Work instructions:
Restate every entry word for word.

Exercise materials:
-- Begin --

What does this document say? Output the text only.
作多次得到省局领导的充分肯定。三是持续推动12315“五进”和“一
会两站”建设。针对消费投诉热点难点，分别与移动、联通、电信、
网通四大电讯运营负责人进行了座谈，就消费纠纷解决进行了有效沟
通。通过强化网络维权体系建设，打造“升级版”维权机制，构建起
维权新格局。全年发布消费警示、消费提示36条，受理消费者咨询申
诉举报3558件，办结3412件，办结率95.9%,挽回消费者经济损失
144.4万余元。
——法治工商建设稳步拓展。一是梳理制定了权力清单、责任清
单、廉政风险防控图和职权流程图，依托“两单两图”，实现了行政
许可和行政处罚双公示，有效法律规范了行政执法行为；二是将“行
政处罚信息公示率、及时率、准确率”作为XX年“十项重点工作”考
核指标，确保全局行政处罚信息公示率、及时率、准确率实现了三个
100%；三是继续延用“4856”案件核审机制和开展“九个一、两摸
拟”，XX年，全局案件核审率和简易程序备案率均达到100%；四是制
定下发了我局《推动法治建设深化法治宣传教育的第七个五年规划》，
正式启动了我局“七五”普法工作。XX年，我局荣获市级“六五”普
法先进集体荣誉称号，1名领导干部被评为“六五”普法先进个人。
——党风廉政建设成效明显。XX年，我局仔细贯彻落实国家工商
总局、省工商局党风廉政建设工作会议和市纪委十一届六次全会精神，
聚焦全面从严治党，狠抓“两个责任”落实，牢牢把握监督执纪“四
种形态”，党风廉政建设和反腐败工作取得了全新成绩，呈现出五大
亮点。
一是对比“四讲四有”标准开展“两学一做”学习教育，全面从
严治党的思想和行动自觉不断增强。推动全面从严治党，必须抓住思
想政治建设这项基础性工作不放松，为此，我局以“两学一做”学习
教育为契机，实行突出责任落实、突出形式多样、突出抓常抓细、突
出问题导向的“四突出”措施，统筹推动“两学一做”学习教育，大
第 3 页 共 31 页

-- End --

Full response:
What does this document say? Output the text only.
作多次得到省局领导的充分肯定。三是持续推动12315“五进”和“一
会两站”建设。针对消费投诉热点难点，分别与移动、联通、电信、
网通四大电讯运营负责人进行了座谈，就消费纠纷解决进行了有效沟
通。通过强化网络维权体系建设，打造“升级版”维权机制，构建起
维权新格局。全年发布消费警示、消费提示36条，受理消费者咨询申
诉举报3558件，办结3412件，办结率95.9%,挽回消费者经济损失
144.4万余元。
——法治工商建设稳步拓展。一是梳理制定了权力清单、责任清
单、廉政风险防控图和职权流程图，依托“两单两图”，实现了行政
许可和行政处罚双公示，有效法律规范了行政执法行为；二是将“行
政处罚信息公示率、及时率、准确率”作为XX年“十项重点工作”考
核指标，确保全局行政处罚信息公示率、及时率、准确率实现了三个
100%；三是继续延用“4856”案件核审机制和开展“九个一、两摸
拟”，XX年，全局案件核审率和简易程序备案率均达到100%；四是制
定下发了我局《推动法治建设深化法治宣传教育的第七个五年规划》，
正式启动了我局“七五”普法工作。XX年，我局荣获市级“六五”普
法先进集体荣誉称号，1名领导干部被评为“六五”普法先进个人。
——党风廉政建设成效明显。XX年，我局仔细贯彻落实国家工商
总局、省工商局党风廉政建设工作会议和市纪委十一届六次全会精神，
聚焦全面从严治党，狠抓“两个责任”落实，牢牢把握监督执纪“四
种形态”，党风廉政建设和反腐败工作取得了全新成绩，呈现出五大
亮点。
一是对比“四讲四有”标准开展“两学一做”学习教育，全面从
严治党的思想和行动自觉不断增强。推动全面从严治党，必须抓住思
想政治建设这项基础性工作不放松，为此，我局以“两学一做”学习
教育为契机，实行突出责任落实、突出形式多样、突出抓常抓细、突
出问题导向的“四突出”措施，统筹推动“两学一做”学习教育，大
第 3 页 共 31 页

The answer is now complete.